The exercise
How many lines of these records hold the string "Vasoconstrictores"? Reply with the number alone.
# # # # # # #
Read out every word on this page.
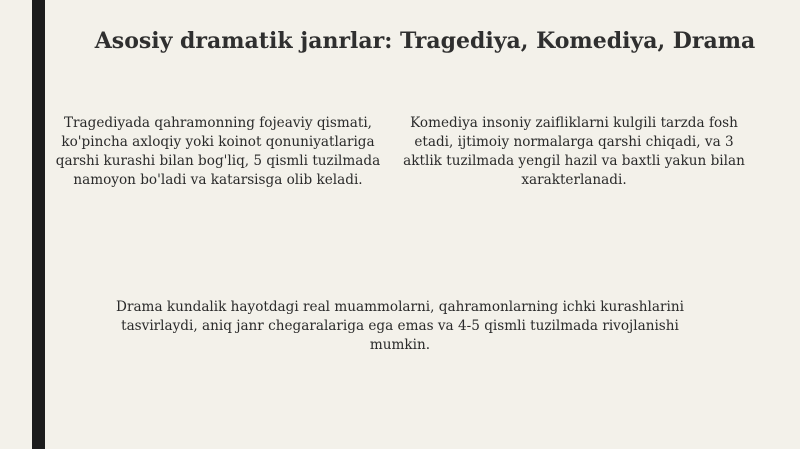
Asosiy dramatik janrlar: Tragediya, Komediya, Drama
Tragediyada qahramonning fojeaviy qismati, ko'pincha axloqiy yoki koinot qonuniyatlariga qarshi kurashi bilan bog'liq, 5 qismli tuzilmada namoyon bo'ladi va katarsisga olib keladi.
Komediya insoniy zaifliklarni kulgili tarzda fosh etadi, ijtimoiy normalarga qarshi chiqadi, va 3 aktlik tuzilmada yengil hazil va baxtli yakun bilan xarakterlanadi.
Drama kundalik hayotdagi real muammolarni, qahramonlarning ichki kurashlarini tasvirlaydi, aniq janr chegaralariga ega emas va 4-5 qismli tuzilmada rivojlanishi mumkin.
# # # # # # #
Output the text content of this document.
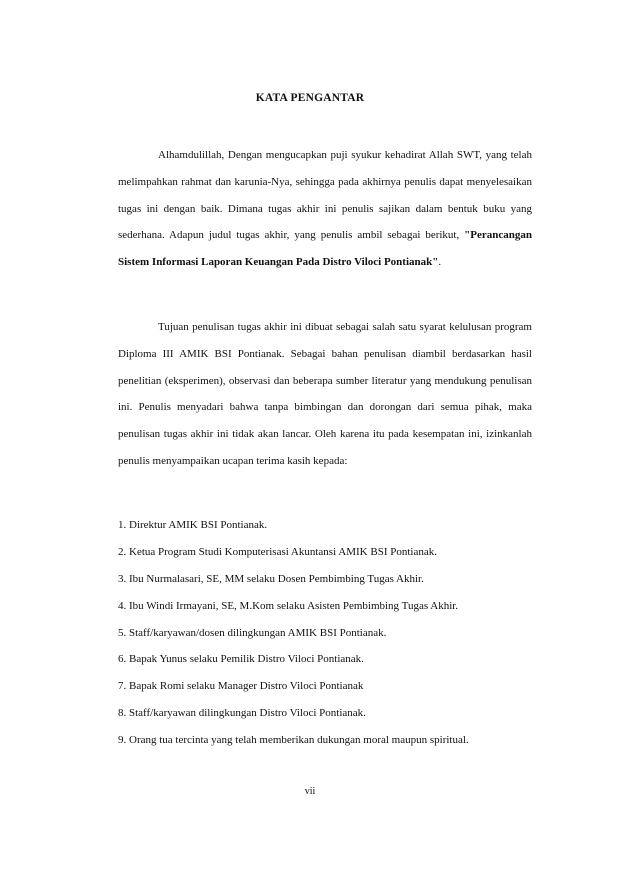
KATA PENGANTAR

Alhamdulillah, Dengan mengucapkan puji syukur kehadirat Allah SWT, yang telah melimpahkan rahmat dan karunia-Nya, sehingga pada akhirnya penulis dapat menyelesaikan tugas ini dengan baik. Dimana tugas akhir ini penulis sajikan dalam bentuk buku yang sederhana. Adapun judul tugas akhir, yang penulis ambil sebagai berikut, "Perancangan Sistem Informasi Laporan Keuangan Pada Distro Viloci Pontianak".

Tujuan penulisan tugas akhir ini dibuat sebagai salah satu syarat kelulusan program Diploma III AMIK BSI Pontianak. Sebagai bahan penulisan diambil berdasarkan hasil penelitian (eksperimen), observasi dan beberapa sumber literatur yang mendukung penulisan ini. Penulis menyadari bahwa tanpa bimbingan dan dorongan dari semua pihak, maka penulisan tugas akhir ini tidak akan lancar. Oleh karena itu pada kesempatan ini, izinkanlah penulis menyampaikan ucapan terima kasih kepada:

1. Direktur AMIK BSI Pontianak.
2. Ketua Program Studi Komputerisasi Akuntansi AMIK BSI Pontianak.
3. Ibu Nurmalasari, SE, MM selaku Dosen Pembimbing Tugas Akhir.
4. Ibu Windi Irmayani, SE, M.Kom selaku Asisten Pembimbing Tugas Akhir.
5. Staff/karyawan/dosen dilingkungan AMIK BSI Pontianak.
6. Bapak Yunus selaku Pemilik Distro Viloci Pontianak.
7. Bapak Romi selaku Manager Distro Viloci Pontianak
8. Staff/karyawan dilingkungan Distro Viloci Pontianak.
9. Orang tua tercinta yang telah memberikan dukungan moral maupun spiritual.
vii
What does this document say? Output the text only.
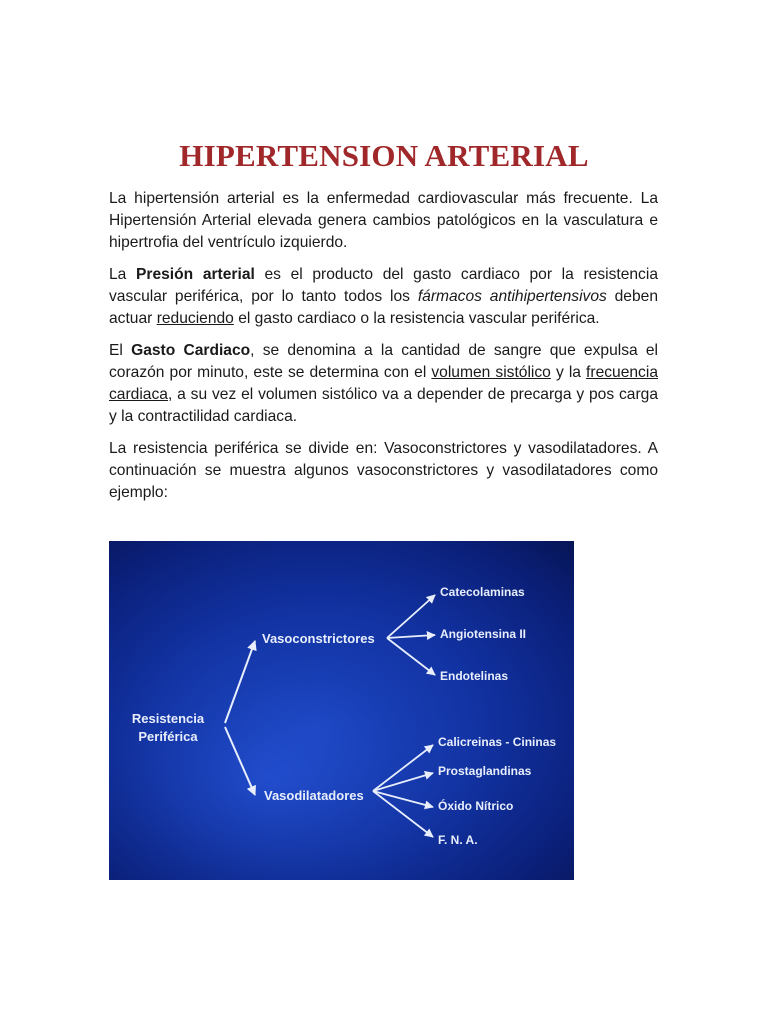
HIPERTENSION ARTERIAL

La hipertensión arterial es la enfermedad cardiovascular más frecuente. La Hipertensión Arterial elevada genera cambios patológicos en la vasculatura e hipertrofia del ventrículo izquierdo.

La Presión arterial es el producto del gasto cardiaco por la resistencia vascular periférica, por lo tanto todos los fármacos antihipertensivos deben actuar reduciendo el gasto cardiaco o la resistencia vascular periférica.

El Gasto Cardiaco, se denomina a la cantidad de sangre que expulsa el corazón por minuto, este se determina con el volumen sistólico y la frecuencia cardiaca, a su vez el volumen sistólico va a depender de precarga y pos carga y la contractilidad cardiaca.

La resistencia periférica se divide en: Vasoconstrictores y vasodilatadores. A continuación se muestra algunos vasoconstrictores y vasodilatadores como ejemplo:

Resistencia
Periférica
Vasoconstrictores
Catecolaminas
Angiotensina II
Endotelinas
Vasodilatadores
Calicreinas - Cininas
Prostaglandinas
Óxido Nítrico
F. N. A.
# # # # # # #
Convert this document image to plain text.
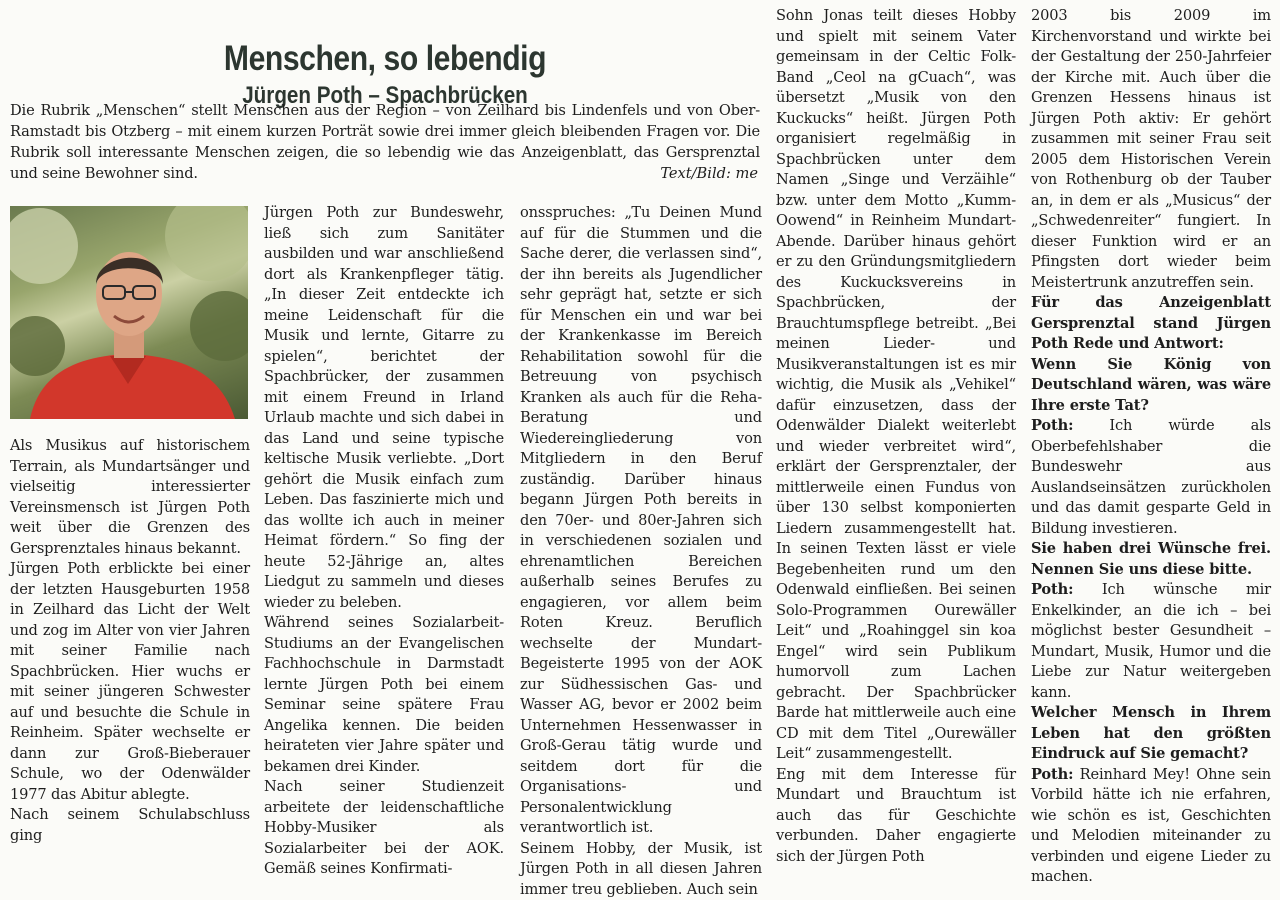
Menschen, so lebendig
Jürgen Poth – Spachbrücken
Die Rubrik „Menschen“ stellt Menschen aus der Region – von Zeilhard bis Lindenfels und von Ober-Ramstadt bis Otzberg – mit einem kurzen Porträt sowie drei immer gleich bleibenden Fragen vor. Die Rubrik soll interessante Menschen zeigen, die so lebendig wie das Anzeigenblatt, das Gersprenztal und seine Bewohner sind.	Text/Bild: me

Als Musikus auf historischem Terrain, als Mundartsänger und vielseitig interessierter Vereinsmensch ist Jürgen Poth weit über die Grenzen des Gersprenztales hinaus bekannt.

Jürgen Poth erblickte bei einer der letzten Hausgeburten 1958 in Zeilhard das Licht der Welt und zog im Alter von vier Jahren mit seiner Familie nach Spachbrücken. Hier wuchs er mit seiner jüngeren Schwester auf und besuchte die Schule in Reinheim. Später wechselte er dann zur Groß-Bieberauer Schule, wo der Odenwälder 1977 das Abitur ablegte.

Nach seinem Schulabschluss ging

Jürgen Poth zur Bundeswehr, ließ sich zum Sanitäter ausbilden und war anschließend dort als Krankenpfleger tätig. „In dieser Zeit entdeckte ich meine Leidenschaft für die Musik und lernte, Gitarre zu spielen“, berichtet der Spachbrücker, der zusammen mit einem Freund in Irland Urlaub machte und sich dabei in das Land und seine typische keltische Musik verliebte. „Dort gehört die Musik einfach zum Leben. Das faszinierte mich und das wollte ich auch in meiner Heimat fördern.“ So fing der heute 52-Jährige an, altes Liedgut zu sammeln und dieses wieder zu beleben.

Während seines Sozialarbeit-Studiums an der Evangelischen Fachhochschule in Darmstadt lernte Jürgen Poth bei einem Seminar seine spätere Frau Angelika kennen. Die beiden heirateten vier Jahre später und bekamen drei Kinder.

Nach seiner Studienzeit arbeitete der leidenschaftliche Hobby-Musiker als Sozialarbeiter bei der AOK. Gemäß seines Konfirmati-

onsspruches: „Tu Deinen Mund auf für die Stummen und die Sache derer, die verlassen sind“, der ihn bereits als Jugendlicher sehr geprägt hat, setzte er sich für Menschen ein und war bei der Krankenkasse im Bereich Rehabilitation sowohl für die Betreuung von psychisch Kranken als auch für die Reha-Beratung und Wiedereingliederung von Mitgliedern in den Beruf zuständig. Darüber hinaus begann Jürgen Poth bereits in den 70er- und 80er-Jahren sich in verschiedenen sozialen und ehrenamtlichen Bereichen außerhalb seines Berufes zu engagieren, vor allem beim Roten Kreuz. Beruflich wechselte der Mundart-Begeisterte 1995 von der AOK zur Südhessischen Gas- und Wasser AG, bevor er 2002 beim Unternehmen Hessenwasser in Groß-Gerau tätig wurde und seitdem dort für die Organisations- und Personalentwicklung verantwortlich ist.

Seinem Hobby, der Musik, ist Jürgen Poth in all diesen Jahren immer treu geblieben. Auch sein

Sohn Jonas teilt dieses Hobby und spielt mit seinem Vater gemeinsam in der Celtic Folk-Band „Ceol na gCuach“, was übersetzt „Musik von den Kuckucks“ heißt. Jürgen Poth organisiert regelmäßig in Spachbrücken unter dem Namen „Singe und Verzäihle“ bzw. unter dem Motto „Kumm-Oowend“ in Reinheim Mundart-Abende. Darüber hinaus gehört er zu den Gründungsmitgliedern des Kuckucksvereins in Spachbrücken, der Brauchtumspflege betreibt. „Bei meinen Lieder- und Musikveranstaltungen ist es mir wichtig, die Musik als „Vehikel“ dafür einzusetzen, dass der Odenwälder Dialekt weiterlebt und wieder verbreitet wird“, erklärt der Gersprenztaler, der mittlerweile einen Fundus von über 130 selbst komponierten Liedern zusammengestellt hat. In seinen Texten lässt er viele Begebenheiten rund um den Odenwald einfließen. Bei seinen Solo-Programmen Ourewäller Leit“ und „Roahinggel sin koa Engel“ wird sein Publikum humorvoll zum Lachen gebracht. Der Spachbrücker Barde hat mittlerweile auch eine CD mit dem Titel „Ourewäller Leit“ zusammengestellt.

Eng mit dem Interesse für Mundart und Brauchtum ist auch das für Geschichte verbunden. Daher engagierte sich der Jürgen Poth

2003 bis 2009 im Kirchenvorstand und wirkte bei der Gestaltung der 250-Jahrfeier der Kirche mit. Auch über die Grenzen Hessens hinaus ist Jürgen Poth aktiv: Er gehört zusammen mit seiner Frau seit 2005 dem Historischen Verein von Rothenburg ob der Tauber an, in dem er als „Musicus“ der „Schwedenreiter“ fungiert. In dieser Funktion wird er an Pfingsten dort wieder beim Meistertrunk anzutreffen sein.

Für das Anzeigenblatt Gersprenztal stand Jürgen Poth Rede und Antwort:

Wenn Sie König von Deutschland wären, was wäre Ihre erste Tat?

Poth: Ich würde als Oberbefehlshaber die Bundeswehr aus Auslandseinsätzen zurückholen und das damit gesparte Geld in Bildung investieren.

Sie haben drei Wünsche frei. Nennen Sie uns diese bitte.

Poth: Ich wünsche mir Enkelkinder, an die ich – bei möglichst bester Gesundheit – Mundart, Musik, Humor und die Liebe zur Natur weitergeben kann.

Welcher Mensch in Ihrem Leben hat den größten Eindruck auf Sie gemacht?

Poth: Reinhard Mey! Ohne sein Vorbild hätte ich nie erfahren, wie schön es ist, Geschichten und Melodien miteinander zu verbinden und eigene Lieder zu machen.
# # # # # # #
Completed task
2